[Data records]

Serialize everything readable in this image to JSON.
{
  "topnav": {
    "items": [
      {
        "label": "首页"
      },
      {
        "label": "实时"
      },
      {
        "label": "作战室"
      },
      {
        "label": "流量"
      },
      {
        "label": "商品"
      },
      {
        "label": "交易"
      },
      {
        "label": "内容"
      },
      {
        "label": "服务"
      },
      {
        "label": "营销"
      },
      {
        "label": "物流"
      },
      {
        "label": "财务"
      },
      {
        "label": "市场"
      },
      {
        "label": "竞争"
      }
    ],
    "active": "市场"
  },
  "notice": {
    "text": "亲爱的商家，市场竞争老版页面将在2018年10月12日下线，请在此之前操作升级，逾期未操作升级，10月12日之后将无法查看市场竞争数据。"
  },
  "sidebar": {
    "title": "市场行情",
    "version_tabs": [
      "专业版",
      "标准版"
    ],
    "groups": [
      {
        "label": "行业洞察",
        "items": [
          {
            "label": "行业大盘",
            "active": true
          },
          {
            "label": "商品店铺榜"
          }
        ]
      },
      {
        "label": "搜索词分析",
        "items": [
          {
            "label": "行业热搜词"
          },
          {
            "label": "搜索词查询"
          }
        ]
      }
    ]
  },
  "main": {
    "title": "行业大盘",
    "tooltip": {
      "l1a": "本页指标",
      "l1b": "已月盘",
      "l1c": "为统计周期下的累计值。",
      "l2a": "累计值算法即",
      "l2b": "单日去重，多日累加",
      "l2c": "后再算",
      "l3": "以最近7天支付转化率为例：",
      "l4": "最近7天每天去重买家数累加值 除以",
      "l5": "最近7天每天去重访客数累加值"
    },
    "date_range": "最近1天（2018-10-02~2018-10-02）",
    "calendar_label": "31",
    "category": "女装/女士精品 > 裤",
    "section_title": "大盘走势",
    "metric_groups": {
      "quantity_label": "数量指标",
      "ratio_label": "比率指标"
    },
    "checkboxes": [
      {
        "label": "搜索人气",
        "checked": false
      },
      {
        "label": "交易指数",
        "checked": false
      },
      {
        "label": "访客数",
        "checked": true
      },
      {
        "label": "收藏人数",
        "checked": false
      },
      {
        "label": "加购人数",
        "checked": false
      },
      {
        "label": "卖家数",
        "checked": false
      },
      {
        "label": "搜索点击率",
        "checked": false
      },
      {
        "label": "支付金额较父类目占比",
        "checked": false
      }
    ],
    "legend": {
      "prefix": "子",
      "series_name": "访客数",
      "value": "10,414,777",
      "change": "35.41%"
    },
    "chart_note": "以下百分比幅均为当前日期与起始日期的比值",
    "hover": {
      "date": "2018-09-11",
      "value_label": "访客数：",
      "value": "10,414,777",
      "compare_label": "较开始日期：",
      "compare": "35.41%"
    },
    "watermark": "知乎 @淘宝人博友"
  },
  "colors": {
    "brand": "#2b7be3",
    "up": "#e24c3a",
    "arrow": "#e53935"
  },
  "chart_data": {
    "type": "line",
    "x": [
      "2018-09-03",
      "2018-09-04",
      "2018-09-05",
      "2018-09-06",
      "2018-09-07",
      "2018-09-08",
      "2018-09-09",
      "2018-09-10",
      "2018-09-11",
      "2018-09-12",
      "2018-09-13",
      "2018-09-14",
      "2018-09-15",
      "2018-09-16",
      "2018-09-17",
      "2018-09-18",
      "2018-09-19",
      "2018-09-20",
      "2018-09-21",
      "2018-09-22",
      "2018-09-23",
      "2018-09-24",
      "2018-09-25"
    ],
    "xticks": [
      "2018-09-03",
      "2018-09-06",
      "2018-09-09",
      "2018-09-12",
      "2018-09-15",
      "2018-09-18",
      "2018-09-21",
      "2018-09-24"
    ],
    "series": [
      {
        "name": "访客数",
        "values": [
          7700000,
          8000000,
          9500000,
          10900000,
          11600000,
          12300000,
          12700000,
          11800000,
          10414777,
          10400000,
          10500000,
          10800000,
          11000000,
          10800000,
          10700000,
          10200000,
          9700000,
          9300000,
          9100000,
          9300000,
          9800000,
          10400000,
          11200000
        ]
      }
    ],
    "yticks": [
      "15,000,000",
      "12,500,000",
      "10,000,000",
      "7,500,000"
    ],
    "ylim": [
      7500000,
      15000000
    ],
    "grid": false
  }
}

_Aim_
Output every line above without altering anything.

_The output_
Serialize everything readable in this image to JSON.
{
  "topnav": {
    "items": [
      {
        "label": "首页"
      },
      {
        "label": "实时"
      },
      {
        "label": "作战室"
      },
      {
        "label": "流量"
      },
      {
        "label": "商品"
      },
      {
        "label": "交易"
      },
      {
        "label": "内容"
      },
      {
        "label": "服务"
      },
      {
        "label": "营销"
      },
      {
        "label": "物流"
      },
      {
        "label": "财务"
      },
      {
        "label": "市场"
      },
      {
        "label": "竞争"
      }
    ],
    "active": "市场"
  },
  "notice": {
    "text": "亲爱的商家，市场竞争老版页面将在2018年10月12日下线，请在此之前操作升级，逾期未操作升级，10月12日之后将无法查看市场竞争数据。"
  },
  "sidebar": {
    "title": "市场行情",
    "version_tabs": [
      "专业版",
      "标准版"
    ],
    "groups": [
      {
        "label": "行业洞察",
        "items": [
          {
            "label": "行业大盘",
            "active": true
          },
          {
            "label": "商品店铺榜"
          }
        ]
      },
      {
        "label": "搜索词分析",
        "items": [
          {
            "label": "行业热搜词"
          },
          {
            "label": "搜索词查询"
          }
        ]
      }
    ]
  },
  "main": {
    "title": "行业大盘",
    "tooltip": {
      "l1a": "本页指标",
      "l1b": "已月盘",
      "l1c": "为统计周期下的累计值。",
      "l2a": "累计值算法即",
      "l2b": "单日去重，多日累加",
      "l2c": "后再算",
      "l3": "以最近7天支付转化率为例：",
      "l4": "最近7天每天去重买家数累加值 除以",
      "l5": "最近7天每天去重访客数累加值"
    },
    "date_range": "最近1天（2018-10-02~2018-10-02）",
    "calendar_label": "31",
    "category": "女装/女士精品 > 裤",
    "section_title": "大盘走势",
    "metric_groups": {
      "quantity_label": "数量指标",
      "ratio_label": "比率指标"
    },
    "checkboxes": [
      {
        "label": "搜索人气",
        "checked": false
      },
      {
        "label": "交易指数",
        "checked": false
      },
      {
        "label": "访客数",
        "checked": true
      },
      {
        "label": "收藏人数",
        "checked": false
      },
      {
        "label": "加购人数",
        "checked": false
      },
      {
        "label": "卖家数",
        "checked": false
      },
      {
        "label": "搜索点击率",
        "checked": false
      },
      {
        "label": "支付金额较父类目占比",
        "checked": false
      }
    ],
    "legend": {
      "prefix": "子",
      "series_name": "访客数",
      "value": "10,414,777",
      "change": "35.41%"
    },
    "chart_note": "以下百分比幅均为当前日期与起始日期的比值",
    "hover": {
      "date": "2018-09-11",
      "value_label": "访客数：",
      "value": "10,414,777",
      "compare_label": "较开始日期：",
      "compare": "35.41%"
    },
    "watermark": "知乎 @淘宝人博友"
  },
  "colors": {
    "brand": "#2b7be3",
    "up": "#e24c3a",
    "arrow": "#e53935"
  },
  "chart_data": {
    "type": "line",
    "x": [
      "2018-09-03",
      "2018-09-04",
      "2018-09-05",
      "2018-09-06",
      "2018-09-07",
      "2018-09-08",
      "2018-09-09",
      "2018-09-10",
      "2018-09-11",
      "2018-09-12",
      "2018-09-13",
      "2018-09-14",
      "2018-09-15",
      "2018-09-16",
      "2018-09-17",
      "2018-09-18",
      "2018-09-19",
      "2018-09-20",
      "2018-09-21",
      "2018-09-22",
      "2018-09-23",
      "2018-09-24",
      "2018-09-25"
    ],
    "xticks": [
      "2018-09-03",
      "2018-09-06",
      "2018-09-09",
      "2018-09-12",
      "2018-09-15",
      "2018-09-18",
      "2018-09-21",
      "2018-09-24"
    ],
    "series": [
      {
        "name": "访客数",
        "values": [
          7700000,
          8000000,
          9500000,
          10900000,
          11600000,
          12300000,
          12700000,
          11800000,
          10414777,
          10400000,
          10500000,
          10800000,
          11000000,
          10800000,
          10700000,
          10200000,
          9700000,
          9300000,
          9100000,
          9300000,
          9800000,
          10400000,
          11200000
        ]
      }
    ],
    "yticks": [
      "15,000,000",
      "12,500,000",
      "10,000,000",
      "7,500,000"
    ],
    "ylim": [
      7500000,
      15000000
    ],
    "grid": false
  }
}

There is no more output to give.